▸ DESCRIPTION OF THE TASK: State how many lines of the entries below hold the word "珍爱和平"; reply with nothing but the number.

▸ INPUT RECORDS:
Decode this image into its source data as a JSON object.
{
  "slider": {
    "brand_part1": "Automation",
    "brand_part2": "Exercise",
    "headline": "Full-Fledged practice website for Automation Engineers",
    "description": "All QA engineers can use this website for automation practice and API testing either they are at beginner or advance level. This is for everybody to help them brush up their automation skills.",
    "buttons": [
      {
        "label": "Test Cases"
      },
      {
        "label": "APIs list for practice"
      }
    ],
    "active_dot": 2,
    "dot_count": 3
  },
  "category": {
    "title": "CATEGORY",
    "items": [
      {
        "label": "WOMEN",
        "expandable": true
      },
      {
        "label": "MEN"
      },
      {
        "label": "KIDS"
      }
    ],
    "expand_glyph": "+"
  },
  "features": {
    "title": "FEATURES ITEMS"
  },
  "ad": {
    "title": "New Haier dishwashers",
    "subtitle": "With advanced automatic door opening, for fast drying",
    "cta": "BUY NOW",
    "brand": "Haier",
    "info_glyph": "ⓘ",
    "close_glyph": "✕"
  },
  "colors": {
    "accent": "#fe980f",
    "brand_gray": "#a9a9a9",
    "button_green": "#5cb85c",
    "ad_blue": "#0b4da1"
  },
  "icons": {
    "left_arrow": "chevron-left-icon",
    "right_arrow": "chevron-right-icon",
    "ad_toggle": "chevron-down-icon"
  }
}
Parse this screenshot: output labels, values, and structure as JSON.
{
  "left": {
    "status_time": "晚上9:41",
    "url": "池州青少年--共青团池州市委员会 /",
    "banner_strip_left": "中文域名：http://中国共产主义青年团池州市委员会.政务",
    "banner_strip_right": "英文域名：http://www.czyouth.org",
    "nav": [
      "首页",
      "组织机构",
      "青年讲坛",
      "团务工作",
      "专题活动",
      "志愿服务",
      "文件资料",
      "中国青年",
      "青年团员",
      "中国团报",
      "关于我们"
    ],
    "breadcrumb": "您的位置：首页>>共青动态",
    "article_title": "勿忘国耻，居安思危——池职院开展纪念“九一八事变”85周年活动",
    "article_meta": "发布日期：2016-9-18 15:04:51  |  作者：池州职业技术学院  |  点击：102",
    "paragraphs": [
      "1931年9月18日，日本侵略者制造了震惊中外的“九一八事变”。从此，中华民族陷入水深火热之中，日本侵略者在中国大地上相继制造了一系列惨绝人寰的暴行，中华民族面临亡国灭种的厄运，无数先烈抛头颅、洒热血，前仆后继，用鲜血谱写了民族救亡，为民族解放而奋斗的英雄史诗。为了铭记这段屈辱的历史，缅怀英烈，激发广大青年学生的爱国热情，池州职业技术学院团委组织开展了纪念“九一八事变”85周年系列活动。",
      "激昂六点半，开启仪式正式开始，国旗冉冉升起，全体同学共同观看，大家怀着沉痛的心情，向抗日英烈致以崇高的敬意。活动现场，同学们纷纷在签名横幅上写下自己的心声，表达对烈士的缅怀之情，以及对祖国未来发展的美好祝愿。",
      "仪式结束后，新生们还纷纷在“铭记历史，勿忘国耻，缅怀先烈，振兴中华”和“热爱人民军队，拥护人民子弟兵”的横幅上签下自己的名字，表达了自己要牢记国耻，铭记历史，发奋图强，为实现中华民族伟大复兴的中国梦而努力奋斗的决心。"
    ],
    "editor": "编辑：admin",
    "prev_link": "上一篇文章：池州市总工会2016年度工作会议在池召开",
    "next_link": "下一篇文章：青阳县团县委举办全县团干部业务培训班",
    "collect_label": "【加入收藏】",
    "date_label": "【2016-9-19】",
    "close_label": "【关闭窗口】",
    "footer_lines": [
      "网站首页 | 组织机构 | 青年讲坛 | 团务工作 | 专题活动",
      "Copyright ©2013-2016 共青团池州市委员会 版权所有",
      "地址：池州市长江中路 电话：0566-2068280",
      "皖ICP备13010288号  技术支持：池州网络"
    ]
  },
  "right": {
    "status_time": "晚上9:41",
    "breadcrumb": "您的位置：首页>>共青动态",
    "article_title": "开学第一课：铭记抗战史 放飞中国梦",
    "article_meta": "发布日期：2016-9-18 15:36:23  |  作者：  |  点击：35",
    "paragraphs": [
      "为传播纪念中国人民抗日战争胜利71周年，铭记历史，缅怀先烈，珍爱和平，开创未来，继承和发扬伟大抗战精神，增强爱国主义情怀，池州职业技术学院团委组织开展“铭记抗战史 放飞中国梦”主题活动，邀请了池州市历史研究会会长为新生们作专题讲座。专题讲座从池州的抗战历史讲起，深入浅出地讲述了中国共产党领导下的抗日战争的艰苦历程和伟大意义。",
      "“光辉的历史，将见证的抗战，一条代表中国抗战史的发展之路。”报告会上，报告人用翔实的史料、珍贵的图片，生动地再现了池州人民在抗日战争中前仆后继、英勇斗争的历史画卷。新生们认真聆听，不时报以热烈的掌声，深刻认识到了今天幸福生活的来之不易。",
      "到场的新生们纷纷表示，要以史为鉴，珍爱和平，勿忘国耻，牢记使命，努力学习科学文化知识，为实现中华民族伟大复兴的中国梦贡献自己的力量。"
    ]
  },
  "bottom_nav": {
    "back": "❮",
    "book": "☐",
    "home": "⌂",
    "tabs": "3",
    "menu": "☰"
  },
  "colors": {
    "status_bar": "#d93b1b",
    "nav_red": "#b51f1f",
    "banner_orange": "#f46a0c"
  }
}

▸ ANSWER TO THIS PROBLEM: 2